### GIVEN TASK
Find every line in the records below that contains the word "been", and copy each such line.

— BEGIN —

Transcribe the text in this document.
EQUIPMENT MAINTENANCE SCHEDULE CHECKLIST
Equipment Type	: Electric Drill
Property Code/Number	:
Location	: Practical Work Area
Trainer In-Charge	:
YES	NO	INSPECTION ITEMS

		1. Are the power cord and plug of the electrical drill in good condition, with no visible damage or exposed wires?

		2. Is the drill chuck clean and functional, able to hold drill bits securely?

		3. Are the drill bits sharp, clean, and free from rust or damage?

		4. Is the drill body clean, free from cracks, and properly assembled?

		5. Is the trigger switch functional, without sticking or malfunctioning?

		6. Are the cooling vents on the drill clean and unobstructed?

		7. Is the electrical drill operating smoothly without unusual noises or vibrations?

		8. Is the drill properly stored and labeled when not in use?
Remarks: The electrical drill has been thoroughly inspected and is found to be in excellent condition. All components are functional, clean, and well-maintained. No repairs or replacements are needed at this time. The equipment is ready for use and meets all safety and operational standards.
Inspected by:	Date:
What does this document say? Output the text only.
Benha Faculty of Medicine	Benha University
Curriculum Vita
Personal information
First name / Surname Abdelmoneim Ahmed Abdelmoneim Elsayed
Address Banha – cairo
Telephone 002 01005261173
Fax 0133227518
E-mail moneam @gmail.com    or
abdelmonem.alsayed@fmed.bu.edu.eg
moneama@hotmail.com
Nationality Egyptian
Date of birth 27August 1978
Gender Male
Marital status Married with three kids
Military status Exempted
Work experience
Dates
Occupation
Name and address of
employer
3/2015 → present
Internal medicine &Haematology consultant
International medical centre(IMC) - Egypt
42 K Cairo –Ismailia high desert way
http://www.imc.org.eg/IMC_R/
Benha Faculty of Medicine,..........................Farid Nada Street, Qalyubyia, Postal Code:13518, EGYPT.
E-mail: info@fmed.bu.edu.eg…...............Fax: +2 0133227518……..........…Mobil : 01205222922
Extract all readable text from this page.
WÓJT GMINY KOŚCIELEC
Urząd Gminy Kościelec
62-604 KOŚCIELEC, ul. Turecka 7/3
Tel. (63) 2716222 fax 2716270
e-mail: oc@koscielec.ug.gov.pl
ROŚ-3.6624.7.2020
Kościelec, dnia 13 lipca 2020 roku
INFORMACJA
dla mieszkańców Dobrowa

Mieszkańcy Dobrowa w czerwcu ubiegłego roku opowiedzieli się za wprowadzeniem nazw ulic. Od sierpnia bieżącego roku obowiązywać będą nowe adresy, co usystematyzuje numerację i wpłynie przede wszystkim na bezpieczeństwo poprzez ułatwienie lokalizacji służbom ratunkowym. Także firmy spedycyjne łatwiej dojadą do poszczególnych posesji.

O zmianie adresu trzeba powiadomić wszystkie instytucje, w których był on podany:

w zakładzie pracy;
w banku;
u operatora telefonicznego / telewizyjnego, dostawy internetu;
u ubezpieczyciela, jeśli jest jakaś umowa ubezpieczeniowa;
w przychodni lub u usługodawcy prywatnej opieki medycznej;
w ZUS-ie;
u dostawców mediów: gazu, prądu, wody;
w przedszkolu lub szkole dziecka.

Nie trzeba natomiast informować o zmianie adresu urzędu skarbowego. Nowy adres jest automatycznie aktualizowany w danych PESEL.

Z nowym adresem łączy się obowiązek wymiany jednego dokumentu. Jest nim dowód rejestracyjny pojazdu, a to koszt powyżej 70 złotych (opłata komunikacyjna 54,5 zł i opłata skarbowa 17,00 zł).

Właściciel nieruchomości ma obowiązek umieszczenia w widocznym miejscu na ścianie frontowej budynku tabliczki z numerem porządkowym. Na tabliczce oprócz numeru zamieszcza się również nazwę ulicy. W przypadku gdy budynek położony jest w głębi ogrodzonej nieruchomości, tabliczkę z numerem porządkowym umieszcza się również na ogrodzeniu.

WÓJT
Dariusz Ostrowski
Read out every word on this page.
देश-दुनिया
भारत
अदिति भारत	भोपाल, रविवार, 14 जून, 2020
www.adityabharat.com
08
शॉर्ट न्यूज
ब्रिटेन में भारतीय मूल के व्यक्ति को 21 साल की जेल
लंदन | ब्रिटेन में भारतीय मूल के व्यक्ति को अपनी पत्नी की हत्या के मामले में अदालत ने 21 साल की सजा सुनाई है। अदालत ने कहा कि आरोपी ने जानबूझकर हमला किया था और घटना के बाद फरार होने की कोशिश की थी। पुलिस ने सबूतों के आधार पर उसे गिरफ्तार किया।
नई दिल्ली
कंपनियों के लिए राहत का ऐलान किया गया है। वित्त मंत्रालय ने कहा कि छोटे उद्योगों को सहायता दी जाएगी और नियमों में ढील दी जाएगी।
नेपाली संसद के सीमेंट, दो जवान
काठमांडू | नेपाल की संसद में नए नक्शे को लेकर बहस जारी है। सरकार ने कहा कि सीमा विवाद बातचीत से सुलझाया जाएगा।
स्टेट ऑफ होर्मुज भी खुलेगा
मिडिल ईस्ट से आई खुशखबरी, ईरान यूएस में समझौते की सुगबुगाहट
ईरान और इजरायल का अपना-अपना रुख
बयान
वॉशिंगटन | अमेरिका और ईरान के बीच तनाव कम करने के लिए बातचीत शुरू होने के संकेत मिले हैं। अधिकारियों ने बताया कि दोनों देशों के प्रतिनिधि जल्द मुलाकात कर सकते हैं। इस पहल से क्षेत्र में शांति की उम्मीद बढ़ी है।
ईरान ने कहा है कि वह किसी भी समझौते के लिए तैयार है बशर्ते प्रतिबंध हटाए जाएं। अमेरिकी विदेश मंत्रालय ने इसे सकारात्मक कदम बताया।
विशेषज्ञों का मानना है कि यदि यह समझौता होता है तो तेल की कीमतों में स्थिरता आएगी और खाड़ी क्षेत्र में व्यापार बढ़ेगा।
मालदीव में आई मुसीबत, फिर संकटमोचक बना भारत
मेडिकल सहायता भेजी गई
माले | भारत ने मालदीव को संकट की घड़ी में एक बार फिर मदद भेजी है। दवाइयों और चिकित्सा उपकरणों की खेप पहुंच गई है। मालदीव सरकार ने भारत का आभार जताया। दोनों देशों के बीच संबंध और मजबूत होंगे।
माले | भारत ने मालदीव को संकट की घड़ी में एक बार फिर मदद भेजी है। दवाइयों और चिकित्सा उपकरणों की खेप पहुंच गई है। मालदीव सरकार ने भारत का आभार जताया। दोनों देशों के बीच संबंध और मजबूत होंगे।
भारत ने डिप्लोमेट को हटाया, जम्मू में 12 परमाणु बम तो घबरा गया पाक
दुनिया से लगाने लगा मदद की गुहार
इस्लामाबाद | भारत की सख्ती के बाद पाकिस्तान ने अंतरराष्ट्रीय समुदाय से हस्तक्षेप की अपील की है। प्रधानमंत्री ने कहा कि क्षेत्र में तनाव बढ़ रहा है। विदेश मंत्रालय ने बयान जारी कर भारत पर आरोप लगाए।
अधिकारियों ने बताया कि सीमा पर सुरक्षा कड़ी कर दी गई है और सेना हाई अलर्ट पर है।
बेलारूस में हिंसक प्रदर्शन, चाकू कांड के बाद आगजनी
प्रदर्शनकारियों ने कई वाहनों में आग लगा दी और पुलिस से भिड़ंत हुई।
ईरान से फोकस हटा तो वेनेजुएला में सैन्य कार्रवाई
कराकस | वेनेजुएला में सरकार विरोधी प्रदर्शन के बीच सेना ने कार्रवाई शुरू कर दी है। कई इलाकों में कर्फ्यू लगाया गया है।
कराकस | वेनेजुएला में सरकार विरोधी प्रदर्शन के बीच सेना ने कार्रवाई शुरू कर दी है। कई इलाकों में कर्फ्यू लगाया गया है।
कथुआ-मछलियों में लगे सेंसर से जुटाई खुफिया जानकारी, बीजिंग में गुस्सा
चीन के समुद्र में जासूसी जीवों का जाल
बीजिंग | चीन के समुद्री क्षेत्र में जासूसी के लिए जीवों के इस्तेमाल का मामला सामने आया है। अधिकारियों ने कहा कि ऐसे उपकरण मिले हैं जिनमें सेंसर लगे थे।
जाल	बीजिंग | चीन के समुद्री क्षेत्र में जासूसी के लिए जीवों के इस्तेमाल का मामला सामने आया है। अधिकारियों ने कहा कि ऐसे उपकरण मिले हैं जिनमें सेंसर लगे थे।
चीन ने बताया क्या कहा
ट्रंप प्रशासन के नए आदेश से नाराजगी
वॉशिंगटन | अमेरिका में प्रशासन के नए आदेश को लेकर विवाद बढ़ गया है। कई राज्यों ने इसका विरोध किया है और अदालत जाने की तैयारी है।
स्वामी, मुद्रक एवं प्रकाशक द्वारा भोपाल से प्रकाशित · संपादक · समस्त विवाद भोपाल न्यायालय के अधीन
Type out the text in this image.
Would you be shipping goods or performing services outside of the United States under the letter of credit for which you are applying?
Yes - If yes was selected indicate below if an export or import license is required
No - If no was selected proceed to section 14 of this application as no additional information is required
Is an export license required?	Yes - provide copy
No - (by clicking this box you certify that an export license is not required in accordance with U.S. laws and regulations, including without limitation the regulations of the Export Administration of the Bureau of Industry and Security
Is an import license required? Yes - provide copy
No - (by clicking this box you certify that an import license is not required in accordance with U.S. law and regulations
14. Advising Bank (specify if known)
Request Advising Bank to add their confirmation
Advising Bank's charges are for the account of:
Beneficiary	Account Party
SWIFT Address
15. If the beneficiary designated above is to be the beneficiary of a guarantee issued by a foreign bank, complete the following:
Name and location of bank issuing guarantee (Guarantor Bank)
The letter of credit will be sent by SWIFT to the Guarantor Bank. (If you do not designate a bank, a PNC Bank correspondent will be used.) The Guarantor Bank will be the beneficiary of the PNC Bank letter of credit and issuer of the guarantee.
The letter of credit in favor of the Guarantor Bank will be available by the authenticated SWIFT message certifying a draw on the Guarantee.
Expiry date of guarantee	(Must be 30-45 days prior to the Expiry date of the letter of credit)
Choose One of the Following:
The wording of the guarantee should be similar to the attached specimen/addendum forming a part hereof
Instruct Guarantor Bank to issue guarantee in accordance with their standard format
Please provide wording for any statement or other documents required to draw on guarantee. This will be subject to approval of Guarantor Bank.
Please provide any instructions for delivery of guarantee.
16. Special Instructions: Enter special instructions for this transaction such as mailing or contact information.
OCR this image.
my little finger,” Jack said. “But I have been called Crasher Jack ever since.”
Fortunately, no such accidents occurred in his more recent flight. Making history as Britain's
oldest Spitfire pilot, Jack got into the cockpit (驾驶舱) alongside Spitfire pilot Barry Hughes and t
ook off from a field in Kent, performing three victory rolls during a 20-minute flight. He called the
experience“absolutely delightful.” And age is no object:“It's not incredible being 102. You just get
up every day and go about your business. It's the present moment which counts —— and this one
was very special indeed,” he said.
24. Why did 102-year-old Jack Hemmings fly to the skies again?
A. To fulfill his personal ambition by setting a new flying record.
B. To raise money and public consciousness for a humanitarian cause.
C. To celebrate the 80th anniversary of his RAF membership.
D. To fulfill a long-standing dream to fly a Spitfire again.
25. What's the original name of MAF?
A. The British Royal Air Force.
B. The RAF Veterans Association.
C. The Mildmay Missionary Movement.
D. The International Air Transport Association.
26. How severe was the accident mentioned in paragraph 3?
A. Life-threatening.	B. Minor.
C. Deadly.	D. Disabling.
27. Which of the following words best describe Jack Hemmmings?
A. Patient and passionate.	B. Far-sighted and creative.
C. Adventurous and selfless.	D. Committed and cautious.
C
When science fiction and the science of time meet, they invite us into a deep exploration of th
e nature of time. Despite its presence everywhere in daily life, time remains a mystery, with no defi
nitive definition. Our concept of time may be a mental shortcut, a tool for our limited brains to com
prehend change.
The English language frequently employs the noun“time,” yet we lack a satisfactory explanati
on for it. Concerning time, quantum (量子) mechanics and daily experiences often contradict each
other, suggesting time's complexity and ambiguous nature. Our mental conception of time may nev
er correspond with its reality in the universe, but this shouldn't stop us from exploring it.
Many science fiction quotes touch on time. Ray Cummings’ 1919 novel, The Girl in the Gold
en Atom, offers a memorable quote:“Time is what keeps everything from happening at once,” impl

— END —

### TASK ANSWER
Remarks: The electrical drill has been thoroughly inspected and is found to be in excellent condition. All components are functional, clean, and well-maintained. No repairs or replacements are needed at this time. The equipment is ready for use and meets all safety and operational standards.
my little finger,” Jack said. “But I have been called Crasher Jack ever since.”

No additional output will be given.